▶ What this task involves
List each line of the data that holds the word "color".
─── Task data
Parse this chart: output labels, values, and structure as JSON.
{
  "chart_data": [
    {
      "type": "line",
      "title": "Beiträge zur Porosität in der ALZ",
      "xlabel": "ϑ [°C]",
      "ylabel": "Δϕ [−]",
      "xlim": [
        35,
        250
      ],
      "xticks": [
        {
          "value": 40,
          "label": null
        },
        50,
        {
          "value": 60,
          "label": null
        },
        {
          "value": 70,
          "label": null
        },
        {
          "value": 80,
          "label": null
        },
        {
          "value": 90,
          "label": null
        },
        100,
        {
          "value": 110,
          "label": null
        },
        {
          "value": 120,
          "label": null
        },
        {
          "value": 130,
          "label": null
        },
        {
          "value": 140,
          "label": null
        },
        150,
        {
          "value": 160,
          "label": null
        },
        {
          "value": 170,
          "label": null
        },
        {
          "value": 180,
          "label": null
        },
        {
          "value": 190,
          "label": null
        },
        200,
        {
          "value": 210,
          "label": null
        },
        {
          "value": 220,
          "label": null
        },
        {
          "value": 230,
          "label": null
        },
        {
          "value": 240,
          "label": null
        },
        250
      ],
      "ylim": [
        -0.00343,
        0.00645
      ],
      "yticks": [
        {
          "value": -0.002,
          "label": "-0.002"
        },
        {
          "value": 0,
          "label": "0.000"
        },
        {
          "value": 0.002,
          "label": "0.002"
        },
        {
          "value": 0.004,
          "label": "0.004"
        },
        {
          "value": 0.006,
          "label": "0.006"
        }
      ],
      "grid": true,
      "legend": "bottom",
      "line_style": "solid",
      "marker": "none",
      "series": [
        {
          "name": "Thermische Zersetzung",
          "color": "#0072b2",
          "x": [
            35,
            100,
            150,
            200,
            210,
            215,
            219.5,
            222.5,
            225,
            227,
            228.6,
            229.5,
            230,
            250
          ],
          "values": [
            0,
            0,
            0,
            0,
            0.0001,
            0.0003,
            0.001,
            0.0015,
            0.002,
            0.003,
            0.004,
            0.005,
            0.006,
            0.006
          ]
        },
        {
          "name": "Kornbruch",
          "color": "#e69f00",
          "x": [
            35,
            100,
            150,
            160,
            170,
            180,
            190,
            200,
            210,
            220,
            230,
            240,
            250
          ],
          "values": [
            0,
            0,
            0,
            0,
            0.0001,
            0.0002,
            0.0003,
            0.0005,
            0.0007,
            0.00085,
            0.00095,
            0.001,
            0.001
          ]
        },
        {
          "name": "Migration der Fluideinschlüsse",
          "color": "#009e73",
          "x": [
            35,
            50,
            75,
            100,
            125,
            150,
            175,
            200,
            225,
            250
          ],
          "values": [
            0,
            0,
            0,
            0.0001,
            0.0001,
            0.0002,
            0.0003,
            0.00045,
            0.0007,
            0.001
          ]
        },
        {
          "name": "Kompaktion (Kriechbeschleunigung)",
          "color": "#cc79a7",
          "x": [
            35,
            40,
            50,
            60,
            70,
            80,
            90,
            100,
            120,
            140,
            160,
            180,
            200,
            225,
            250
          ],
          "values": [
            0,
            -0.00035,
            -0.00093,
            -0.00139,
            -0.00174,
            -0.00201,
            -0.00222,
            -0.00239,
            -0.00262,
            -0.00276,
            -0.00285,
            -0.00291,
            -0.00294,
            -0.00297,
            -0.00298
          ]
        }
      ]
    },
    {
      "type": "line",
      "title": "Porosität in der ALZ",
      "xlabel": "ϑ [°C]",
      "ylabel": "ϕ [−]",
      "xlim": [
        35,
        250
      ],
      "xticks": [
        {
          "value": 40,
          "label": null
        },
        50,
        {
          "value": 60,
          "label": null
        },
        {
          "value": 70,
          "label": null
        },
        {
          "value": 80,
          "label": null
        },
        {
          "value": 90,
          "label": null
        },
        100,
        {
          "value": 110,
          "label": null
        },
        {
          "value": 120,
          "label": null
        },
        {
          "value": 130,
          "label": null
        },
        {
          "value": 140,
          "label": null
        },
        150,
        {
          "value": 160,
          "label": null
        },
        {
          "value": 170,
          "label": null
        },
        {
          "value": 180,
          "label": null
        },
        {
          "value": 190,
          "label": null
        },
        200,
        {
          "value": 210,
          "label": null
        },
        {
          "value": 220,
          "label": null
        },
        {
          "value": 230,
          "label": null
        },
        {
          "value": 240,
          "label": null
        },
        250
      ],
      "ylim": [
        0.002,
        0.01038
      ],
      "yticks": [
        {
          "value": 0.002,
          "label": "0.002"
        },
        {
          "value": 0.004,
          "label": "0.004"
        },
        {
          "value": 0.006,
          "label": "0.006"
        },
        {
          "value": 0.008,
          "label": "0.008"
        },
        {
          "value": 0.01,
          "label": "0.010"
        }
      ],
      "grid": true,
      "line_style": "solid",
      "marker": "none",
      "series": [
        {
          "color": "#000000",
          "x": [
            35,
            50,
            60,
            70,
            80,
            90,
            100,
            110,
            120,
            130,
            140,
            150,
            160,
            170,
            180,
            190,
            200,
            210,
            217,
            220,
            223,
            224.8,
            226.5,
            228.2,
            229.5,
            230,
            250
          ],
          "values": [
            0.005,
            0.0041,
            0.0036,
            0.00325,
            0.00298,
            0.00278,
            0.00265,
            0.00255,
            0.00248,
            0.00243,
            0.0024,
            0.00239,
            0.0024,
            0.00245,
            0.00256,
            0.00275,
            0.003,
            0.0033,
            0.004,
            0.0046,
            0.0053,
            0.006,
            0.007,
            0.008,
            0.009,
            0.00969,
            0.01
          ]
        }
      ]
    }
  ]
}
──────
▶ Solution
          "color": "#0072b2",
          "color": "#e69f00",
          "color": "#009e73",
          "color": "#cc79a7",
          "color": "#000000",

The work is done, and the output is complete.